## THE TASK:
Pull every line that holds the word "closer" from the entries.

start DATA LISTING

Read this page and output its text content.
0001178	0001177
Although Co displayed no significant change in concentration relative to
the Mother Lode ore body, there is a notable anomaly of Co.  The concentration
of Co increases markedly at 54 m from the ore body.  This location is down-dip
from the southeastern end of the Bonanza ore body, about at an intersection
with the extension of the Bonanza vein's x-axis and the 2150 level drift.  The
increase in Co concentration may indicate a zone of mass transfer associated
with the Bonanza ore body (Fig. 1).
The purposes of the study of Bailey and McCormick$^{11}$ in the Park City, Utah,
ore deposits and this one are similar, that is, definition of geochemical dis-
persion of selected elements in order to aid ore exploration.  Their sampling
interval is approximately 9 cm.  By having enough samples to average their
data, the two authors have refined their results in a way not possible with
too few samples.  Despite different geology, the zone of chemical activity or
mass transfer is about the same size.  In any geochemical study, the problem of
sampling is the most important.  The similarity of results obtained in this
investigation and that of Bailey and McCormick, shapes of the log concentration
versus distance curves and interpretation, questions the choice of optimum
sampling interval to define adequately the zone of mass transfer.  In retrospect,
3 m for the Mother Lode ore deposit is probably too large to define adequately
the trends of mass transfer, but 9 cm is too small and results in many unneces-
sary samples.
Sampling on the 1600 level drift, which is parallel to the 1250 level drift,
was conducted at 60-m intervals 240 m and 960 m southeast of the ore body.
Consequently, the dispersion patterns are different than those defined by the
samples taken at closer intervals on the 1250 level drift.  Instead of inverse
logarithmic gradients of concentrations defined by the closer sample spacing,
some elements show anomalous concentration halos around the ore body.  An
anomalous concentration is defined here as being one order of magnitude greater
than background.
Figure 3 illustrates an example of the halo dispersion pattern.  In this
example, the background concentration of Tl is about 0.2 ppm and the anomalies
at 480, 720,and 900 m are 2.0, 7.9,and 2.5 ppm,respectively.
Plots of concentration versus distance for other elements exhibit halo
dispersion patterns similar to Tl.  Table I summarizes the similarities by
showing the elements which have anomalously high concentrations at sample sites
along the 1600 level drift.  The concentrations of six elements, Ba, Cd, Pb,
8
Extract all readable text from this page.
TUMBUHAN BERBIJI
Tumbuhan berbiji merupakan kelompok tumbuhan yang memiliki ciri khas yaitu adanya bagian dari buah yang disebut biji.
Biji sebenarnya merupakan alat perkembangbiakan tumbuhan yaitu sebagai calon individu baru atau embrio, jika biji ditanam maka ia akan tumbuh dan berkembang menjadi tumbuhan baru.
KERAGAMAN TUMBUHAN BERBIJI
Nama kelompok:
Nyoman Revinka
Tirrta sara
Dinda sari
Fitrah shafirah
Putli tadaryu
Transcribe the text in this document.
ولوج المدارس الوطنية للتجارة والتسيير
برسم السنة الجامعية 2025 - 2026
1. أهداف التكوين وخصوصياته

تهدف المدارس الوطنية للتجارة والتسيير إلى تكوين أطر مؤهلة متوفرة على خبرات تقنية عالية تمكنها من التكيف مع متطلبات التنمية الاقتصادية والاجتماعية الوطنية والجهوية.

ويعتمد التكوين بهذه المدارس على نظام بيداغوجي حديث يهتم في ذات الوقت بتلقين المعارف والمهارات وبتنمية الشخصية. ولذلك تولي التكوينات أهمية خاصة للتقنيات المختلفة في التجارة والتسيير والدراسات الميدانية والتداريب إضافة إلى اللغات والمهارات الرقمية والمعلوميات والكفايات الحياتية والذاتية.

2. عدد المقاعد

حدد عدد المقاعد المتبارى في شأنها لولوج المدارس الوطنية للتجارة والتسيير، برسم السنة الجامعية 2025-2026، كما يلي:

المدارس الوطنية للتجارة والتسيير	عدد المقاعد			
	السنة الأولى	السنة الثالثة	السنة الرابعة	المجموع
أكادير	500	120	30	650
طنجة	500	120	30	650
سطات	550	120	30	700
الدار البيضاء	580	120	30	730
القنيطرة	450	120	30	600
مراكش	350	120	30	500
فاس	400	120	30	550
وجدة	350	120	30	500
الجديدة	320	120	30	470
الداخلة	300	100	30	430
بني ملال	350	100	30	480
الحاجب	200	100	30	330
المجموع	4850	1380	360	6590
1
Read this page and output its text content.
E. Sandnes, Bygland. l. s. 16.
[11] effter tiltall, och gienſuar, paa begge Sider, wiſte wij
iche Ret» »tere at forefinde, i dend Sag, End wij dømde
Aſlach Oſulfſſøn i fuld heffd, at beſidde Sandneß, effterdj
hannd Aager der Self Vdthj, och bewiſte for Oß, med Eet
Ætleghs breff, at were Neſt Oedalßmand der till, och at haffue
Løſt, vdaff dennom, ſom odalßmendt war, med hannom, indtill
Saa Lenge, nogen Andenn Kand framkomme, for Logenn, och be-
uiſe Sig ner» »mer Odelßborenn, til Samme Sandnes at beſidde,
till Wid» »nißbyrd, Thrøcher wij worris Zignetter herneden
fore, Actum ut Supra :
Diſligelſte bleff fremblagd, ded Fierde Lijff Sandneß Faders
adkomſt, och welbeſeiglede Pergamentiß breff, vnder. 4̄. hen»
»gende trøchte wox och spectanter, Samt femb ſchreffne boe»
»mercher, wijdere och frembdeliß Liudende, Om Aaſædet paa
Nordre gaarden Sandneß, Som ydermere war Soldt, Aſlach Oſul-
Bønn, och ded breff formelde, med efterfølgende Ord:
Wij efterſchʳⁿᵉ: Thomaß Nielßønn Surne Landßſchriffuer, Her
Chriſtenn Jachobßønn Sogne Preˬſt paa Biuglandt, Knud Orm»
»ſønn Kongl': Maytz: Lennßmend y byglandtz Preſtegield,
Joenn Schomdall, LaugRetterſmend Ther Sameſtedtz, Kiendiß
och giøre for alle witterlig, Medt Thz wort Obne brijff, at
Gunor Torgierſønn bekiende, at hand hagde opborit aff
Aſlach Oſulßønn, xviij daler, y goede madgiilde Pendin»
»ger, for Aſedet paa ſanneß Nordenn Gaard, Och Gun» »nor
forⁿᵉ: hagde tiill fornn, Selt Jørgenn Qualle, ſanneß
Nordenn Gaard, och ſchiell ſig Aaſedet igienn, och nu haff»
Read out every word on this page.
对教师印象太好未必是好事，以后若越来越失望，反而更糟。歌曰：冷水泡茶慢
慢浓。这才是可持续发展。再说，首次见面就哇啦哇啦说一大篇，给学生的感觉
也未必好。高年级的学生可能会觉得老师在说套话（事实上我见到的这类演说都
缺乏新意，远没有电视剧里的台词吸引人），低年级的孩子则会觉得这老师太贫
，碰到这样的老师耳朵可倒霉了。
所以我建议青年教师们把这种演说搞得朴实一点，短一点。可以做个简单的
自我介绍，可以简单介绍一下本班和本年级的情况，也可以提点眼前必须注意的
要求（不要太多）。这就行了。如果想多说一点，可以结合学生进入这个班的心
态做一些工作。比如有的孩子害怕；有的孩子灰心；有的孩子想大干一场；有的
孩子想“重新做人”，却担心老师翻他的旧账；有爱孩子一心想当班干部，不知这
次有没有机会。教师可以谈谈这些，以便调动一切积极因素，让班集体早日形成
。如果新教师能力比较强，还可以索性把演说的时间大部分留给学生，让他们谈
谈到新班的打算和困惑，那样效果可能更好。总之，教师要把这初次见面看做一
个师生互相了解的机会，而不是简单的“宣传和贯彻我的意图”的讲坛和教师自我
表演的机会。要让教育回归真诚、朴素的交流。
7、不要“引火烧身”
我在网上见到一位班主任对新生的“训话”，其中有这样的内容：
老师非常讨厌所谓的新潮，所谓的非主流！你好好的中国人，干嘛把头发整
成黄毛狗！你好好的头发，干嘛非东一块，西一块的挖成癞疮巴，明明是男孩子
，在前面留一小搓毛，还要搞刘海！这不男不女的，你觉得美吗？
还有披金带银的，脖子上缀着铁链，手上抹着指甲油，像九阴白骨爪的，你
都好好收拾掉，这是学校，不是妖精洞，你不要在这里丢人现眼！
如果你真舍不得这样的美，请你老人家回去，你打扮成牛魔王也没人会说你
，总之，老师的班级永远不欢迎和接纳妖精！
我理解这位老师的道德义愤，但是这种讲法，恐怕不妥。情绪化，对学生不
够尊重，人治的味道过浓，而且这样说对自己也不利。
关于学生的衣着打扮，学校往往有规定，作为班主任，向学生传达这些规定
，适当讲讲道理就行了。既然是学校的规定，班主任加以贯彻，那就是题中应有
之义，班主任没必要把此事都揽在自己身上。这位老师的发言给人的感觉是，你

end DATA LISTING

## TASK SOLUTION:
samples taken at closer intervals on the 1250 level drift.  Instead of inverse
logarithmic gradients of concentrations defined by the closer sample spacing,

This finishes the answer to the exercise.